— Start ENTRIES PROVIDED —

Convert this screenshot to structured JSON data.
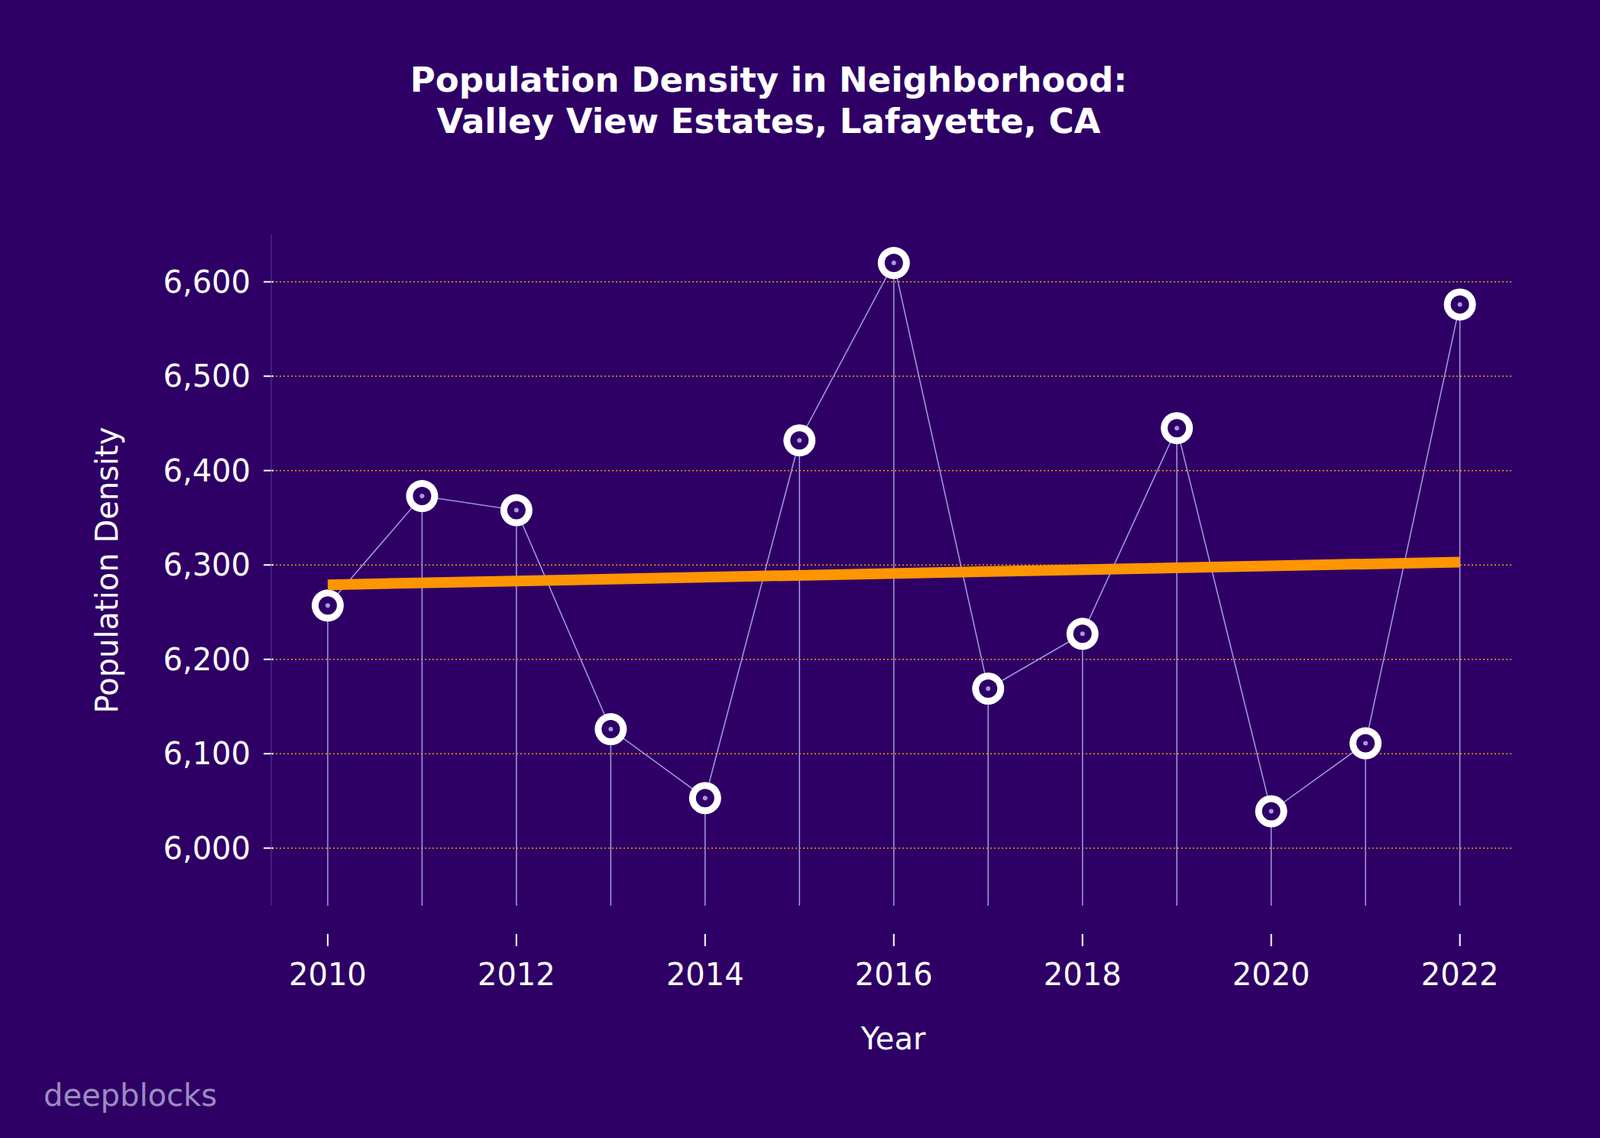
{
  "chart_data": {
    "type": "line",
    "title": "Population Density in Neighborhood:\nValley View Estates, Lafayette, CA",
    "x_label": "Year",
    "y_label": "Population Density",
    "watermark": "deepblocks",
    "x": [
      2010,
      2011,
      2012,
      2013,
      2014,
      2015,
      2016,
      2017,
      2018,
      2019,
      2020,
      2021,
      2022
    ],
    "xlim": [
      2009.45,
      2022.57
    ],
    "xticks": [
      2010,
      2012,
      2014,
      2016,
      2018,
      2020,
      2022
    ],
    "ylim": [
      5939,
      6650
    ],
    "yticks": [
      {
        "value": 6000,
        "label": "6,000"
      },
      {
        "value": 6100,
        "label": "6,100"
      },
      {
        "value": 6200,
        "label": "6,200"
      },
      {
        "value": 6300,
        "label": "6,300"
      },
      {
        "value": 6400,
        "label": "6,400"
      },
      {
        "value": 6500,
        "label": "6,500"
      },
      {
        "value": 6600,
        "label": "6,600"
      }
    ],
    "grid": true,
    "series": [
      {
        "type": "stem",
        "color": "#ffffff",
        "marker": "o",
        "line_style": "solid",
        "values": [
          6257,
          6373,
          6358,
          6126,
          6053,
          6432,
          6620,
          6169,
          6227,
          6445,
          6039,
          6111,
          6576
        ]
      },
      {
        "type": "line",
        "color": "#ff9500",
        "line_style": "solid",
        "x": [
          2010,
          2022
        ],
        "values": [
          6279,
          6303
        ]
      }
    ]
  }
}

— End ENTRIES PROVIDED —
— Start ENTRIES PROVIDED —

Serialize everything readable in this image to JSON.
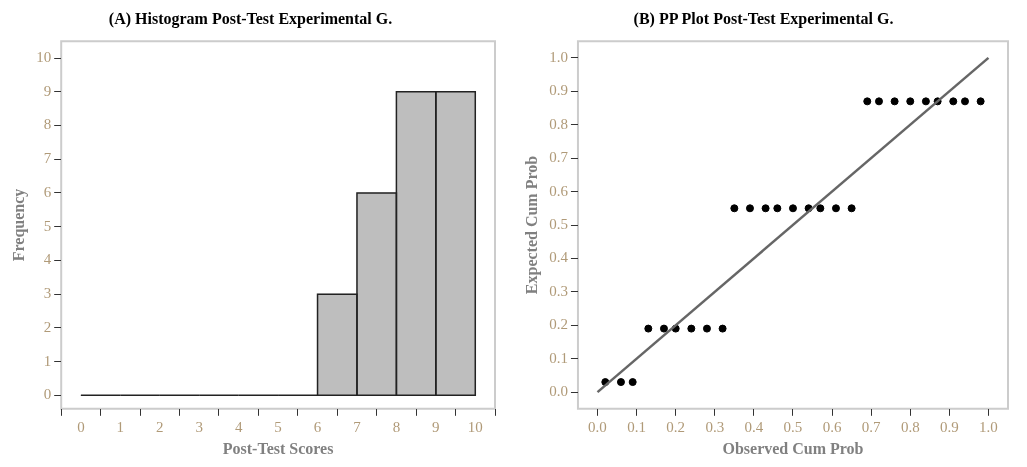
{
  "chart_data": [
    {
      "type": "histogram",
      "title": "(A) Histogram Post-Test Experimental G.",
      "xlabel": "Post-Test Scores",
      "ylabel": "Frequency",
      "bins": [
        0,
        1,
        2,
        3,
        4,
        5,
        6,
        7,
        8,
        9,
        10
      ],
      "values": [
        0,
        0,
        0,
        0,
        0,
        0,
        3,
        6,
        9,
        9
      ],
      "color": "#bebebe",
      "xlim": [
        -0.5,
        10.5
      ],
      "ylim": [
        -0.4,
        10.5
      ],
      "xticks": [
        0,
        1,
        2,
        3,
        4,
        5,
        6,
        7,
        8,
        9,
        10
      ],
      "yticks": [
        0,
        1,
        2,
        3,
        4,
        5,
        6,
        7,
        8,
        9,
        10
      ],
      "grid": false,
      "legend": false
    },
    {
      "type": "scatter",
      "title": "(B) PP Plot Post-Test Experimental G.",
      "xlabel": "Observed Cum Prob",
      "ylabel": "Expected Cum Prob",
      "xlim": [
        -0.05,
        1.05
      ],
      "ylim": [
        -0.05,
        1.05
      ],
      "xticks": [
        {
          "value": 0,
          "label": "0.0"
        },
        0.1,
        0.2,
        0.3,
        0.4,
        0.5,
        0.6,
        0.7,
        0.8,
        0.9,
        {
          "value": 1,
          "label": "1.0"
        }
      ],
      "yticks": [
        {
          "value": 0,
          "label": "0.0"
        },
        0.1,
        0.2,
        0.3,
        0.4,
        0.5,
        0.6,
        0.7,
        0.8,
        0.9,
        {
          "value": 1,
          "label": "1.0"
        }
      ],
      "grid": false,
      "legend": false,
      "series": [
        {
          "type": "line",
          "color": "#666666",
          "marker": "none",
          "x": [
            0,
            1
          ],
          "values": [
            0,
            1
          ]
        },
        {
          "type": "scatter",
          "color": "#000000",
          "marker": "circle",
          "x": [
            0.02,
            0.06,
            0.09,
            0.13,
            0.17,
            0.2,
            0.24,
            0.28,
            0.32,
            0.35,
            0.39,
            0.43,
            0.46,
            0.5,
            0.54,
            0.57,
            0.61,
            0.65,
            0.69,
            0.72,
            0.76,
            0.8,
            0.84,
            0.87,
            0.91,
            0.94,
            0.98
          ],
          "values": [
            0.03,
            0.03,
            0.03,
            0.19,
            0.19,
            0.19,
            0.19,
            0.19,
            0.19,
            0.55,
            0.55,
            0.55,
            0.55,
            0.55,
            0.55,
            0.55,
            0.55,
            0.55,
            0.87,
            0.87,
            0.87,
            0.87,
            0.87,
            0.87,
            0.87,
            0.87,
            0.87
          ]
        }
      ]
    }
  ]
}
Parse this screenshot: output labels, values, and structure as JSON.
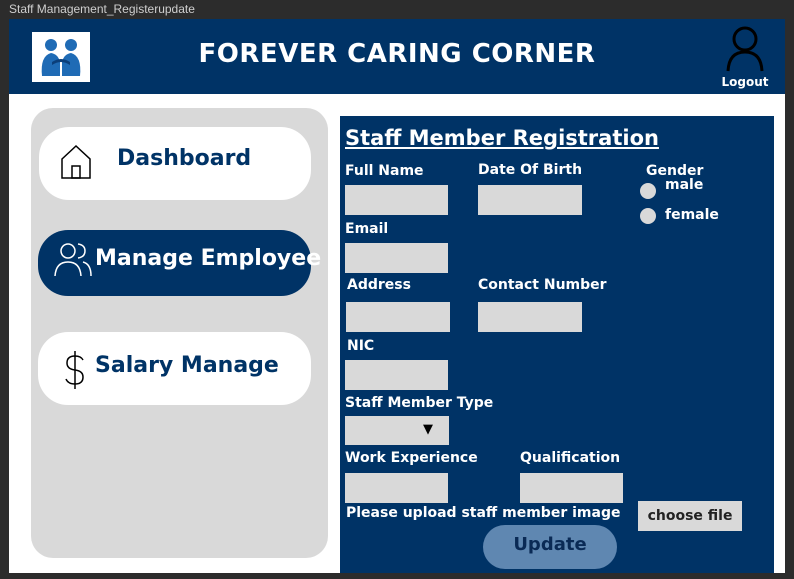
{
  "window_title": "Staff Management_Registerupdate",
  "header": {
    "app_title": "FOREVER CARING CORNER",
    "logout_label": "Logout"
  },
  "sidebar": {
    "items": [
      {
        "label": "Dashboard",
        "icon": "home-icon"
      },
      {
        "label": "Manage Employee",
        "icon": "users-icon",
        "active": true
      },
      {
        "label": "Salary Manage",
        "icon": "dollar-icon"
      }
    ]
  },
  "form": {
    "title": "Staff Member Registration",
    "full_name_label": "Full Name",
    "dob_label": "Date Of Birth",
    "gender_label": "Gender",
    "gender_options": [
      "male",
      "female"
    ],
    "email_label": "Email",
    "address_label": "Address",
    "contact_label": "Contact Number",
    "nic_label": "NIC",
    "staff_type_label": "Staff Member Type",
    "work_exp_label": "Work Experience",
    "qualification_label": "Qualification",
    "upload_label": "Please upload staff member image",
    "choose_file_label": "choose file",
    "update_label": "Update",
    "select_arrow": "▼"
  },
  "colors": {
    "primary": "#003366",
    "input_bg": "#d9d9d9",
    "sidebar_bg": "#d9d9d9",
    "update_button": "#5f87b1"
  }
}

— End ENTRIES PROVIDED —

## DESCRIPTION OF THE TASK
Track down the lines that include the word "ylabel" and copy them.

## ANSWER BELOW
      "ylabel": "Frequency",
      "ylabel": "Expected Cum Prob",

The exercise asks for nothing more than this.